From the entries that follow, pick out all lines holding "ylabel".
>> start Entries shown
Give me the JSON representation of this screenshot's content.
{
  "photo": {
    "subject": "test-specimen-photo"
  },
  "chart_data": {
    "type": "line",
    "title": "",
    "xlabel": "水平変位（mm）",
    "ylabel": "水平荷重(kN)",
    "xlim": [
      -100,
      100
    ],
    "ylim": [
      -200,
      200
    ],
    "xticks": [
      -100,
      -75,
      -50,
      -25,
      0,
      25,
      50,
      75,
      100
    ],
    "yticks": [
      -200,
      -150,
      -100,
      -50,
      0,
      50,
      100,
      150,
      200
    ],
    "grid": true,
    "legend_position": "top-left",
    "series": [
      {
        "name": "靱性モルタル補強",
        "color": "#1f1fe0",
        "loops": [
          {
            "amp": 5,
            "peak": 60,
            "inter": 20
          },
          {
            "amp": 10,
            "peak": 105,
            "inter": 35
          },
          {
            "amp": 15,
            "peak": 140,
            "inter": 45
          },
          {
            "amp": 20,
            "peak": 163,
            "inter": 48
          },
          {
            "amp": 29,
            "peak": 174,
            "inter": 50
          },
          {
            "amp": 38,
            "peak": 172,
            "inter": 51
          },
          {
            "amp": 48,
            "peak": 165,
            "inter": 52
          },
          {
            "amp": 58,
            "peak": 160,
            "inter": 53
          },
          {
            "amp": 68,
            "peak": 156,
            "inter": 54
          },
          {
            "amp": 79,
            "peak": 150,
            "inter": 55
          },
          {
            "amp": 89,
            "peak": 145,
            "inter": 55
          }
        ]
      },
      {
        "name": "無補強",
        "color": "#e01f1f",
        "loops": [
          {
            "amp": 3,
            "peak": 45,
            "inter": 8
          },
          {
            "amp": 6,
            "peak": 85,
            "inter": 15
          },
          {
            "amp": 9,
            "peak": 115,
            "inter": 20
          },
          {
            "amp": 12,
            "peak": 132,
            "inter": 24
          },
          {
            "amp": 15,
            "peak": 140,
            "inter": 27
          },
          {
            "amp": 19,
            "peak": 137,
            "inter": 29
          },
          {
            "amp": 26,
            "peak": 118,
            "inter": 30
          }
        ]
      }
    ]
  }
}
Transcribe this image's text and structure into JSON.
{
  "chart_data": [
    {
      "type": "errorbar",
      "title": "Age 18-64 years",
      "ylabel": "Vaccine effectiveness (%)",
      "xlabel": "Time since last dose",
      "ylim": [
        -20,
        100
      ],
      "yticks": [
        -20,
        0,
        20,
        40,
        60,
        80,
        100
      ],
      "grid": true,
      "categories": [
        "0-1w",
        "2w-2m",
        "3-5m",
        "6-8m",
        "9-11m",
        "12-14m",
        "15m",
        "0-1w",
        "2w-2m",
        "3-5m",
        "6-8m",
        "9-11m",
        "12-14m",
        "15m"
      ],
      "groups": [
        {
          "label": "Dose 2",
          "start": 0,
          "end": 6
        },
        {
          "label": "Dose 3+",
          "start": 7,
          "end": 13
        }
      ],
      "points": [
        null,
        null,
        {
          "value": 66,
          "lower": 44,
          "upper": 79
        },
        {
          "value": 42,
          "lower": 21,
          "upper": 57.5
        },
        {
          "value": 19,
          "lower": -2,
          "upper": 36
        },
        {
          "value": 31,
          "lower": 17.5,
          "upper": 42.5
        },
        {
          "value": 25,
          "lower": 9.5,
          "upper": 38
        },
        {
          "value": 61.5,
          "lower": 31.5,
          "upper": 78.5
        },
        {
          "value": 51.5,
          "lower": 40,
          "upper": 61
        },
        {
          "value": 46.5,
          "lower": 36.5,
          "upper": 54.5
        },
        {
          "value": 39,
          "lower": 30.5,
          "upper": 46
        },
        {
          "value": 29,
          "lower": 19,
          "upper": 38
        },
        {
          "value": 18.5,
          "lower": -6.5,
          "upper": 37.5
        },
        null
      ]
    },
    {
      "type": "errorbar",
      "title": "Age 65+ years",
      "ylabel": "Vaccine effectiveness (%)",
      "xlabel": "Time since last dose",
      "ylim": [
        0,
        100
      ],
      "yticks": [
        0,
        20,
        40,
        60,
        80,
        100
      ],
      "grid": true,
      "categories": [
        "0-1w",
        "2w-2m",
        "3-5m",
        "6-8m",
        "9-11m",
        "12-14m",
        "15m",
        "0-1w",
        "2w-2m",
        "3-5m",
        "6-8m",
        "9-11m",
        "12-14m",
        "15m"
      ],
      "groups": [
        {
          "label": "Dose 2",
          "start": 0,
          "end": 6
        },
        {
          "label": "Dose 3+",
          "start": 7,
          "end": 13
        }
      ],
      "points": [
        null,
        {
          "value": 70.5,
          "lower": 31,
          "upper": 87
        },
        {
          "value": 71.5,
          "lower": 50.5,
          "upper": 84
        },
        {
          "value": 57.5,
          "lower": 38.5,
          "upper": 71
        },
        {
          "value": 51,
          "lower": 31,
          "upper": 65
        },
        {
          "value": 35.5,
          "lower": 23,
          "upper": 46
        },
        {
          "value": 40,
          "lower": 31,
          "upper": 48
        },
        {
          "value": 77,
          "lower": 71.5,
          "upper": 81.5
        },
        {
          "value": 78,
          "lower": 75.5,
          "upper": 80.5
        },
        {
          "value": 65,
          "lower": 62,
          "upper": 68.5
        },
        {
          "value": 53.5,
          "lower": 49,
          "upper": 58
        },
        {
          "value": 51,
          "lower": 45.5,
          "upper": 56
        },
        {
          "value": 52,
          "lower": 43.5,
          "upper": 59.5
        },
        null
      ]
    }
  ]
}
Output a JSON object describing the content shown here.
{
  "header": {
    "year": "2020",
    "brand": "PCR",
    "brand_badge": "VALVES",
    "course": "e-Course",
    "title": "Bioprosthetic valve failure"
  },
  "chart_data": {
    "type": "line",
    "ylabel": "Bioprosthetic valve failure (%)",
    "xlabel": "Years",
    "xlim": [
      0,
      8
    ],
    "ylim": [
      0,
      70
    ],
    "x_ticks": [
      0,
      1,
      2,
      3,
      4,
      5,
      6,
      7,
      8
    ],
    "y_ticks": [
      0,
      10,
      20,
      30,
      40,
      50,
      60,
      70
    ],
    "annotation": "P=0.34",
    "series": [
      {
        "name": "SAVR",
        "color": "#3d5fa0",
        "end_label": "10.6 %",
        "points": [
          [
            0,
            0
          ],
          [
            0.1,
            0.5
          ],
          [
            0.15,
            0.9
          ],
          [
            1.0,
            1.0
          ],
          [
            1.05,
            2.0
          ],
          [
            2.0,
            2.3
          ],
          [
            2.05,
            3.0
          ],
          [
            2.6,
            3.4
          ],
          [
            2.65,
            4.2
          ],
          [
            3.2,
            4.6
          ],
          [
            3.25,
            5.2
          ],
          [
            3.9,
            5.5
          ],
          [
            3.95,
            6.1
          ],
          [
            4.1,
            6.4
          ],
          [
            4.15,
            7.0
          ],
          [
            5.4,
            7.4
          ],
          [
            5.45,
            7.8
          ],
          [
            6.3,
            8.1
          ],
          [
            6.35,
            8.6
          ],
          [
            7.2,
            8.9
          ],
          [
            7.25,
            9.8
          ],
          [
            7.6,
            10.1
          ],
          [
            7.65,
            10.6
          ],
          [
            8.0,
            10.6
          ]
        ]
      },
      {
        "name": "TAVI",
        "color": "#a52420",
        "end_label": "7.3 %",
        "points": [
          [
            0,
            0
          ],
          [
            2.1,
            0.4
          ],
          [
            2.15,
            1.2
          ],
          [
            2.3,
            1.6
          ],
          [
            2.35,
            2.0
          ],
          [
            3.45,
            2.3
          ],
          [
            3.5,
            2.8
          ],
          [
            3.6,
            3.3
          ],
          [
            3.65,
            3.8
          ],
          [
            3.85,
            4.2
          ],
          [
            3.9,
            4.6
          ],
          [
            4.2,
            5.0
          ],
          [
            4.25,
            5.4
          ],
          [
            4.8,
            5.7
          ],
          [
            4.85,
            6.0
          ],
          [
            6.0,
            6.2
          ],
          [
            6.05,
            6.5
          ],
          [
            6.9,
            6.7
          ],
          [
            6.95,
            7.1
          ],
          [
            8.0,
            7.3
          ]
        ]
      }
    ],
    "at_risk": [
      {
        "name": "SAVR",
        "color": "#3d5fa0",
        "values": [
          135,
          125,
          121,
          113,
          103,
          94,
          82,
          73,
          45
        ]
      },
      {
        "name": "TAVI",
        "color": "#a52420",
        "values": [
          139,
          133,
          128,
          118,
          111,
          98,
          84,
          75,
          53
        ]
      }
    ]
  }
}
>> end Entries shown
Response to the task:
    "ylabel": "水平荷重(kN)",
      "ylabel": "Vaccine effectiveness (%)",
      "ylabel": "Vaccine effectiveness (%)",
    "ylabel": "Bioprosthetic valve failure (%)",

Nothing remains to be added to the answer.